--- WHAT TO DO ---
Each line in the entries below that holds the string "from" is to be listed.

━━━ MATERIAL TO PROCESS

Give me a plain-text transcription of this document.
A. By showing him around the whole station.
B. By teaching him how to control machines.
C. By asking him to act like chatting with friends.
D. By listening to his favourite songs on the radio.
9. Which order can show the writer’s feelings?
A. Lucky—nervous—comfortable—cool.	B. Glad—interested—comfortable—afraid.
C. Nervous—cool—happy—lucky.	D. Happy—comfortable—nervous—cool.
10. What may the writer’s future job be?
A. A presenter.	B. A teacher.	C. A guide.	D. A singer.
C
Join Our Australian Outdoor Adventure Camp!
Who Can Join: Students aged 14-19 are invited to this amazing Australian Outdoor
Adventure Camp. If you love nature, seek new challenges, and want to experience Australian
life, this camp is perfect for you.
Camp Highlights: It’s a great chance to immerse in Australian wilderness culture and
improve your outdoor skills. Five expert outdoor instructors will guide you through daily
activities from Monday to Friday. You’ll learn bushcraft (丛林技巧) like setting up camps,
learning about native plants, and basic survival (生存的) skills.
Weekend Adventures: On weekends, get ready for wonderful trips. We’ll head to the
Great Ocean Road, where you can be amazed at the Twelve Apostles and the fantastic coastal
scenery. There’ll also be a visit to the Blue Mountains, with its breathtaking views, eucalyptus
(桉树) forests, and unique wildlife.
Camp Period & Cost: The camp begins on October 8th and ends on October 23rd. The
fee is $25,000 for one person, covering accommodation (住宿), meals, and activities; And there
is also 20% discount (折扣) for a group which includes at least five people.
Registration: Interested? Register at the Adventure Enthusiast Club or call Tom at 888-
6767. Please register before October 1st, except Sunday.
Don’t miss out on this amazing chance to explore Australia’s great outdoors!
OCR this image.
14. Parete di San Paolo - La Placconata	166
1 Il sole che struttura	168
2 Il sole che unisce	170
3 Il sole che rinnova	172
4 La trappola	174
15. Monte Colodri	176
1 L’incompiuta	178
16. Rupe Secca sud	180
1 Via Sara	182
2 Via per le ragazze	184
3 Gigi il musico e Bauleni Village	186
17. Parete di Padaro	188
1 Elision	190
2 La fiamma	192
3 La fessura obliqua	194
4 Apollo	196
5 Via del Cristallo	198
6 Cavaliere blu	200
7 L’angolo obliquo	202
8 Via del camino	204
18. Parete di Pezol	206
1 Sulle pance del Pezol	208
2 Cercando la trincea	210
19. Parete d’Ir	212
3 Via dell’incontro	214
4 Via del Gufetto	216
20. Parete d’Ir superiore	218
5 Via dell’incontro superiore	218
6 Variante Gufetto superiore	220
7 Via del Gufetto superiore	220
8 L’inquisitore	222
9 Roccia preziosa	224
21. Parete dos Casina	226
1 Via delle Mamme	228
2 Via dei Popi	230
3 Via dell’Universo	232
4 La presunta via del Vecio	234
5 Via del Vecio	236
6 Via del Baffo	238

━━━━━━
━━━ MATERIAL TO PROCESS

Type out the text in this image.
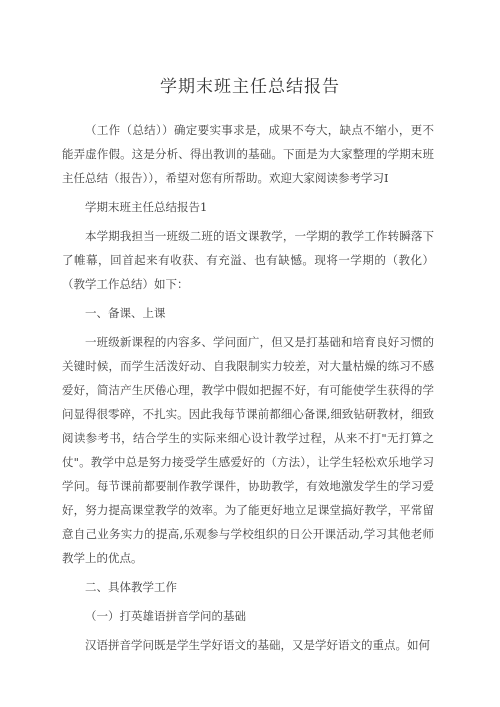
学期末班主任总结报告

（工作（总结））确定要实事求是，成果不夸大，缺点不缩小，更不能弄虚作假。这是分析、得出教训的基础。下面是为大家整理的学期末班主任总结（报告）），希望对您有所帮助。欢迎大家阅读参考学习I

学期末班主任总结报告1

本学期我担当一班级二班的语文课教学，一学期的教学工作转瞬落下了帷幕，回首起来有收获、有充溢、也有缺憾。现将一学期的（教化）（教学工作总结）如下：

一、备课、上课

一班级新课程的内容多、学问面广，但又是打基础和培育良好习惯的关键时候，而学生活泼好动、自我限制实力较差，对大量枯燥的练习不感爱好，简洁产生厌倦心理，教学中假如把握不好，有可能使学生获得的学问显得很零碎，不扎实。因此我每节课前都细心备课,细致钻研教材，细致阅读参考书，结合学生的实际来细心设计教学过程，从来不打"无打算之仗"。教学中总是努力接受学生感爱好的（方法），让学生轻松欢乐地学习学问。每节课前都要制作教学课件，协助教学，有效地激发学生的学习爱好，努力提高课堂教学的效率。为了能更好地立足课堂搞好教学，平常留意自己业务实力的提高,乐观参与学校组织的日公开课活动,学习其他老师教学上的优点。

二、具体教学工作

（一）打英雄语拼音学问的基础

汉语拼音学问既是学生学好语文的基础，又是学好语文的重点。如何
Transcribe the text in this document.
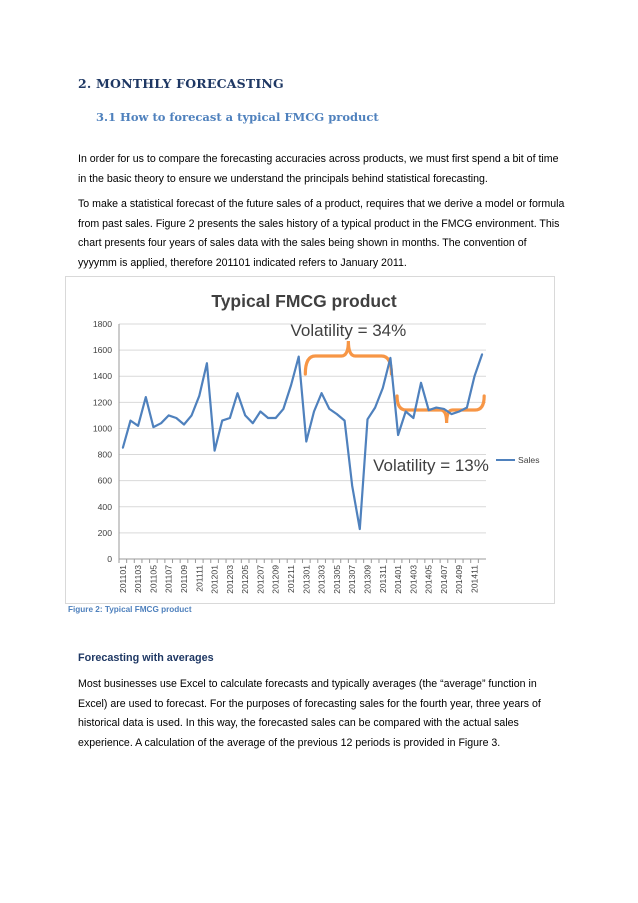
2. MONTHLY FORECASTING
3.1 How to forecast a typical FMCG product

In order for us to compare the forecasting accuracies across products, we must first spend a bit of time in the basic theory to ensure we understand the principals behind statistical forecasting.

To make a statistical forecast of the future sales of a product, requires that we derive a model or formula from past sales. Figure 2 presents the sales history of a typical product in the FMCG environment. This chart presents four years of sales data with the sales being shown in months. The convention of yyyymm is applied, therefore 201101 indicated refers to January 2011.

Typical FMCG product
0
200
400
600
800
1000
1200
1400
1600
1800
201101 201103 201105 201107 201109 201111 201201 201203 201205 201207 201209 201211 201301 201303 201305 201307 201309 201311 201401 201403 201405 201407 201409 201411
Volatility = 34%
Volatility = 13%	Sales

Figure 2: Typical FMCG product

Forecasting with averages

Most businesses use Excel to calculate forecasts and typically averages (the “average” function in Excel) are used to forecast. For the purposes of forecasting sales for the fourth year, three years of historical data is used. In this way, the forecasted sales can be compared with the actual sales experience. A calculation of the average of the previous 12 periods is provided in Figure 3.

━━━━━━

--- ANSWER FOR THIS EXERCISE ---
activities from Monday to Friday. You’ll learn bushcraft (丛林技巧) like setting up camps,
To make a statistical forecast of the future sales of a product, requires that we derive a model or formula from past sales. Figure 2 presents the sales history of a typical product in the FMCG environment. This chart presents four years of sales data with the sales being shown in months. The convention of yyyymm is applied, therefore 201101 indicated refers to January 2011.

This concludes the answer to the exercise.